---------- STORED RECORDS
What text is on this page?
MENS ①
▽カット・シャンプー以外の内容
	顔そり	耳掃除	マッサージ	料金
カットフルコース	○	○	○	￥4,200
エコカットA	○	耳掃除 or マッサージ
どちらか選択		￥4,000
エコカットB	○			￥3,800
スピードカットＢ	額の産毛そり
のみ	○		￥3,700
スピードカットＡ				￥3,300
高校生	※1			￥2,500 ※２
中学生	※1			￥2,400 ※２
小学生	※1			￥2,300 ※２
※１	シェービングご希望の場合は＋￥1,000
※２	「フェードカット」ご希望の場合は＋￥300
--------------------
---------- STORED RECORDS
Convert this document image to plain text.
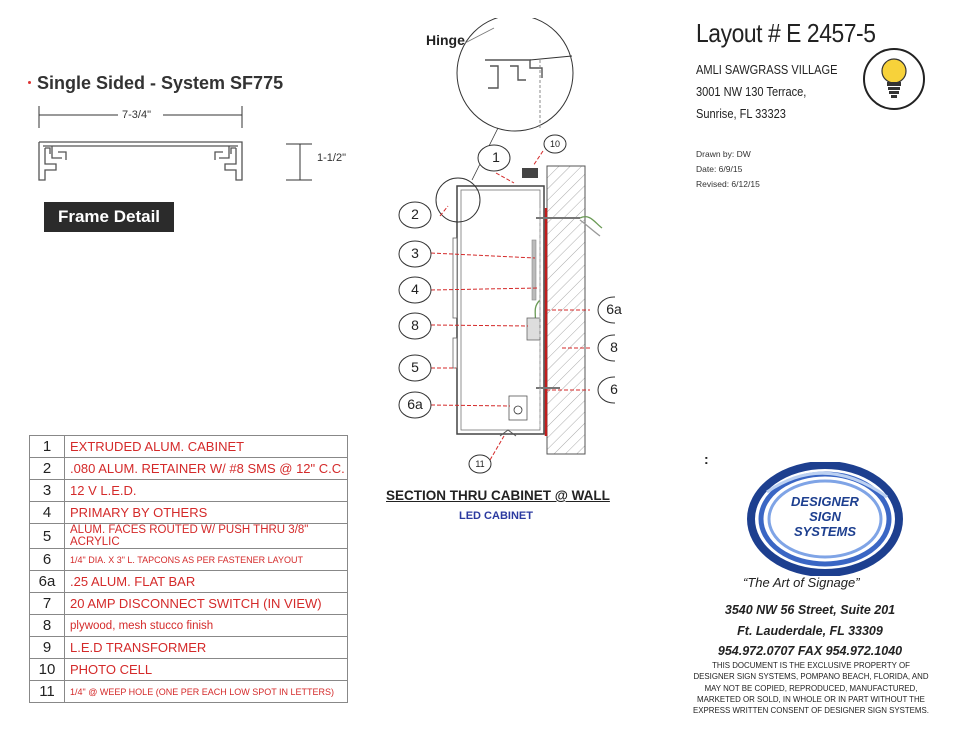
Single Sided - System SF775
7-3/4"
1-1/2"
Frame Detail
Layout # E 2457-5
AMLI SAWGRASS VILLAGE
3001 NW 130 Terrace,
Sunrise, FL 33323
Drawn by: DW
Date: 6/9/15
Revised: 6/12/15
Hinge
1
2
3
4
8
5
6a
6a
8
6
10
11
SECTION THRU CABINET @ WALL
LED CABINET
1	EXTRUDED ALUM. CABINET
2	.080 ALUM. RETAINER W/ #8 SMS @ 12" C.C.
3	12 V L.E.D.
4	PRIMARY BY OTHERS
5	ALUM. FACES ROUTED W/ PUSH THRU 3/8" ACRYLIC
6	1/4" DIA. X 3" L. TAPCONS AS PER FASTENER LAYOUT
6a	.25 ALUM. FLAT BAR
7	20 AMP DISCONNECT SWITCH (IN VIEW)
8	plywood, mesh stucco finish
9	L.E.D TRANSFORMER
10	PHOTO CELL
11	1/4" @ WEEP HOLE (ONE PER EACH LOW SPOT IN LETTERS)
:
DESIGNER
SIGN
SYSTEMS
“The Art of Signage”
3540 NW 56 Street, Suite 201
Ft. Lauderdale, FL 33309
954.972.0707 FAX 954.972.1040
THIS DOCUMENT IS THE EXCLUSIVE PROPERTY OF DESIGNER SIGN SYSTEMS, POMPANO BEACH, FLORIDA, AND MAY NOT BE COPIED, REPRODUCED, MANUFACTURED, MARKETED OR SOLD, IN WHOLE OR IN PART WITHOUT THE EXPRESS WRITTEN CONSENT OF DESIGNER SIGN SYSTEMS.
--------------------
---------- STORED RECORDS
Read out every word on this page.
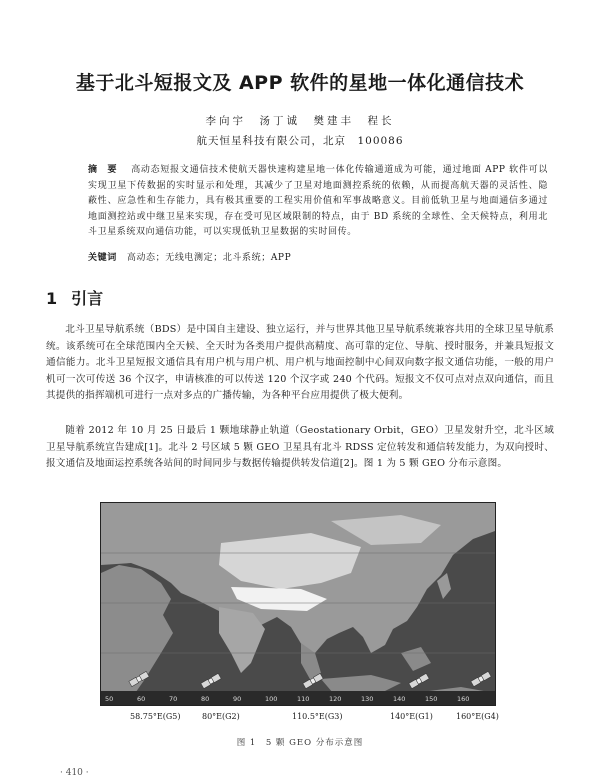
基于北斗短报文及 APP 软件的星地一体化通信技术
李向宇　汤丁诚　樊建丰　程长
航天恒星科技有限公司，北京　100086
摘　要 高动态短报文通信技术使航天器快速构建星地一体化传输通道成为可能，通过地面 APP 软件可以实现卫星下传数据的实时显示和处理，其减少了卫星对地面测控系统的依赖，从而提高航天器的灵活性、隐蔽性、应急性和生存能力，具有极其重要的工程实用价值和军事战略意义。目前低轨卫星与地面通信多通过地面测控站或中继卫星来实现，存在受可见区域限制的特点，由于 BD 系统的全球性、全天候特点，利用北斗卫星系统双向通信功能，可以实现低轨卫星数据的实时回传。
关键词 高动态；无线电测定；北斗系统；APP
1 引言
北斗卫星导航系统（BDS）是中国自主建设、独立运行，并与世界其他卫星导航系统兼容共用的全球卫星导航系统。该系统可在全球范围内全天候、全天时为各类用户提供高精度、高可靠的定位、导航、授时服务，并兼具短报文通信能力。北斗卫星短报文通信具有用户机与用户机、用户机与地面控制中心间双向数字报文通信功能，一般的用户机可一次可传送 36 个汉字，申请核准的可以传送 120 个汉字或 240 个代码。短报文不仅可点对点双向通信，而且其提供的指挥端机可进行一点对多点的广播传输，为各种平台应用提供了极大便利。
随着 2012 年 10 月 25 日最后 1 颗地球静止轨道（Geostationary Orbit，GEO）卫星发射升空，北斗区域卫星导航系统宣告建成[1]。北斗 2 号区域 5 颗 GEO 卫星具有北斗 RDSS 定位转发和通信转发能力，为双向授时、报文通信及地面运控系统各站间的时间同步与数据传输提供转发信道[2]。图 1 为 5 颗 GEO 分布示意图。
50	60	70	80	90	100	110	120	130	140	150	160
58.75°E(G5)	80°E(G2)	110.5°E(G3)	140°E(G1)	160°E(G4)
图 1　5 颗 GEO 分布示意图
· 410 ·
--------------------
▸ WHAT YOU WILL DO: Gather all the lines that include the word "text" and copy them out.

▸ EXERCISE SOLUTION:
What text is on this page?
Convert this document image to plain text.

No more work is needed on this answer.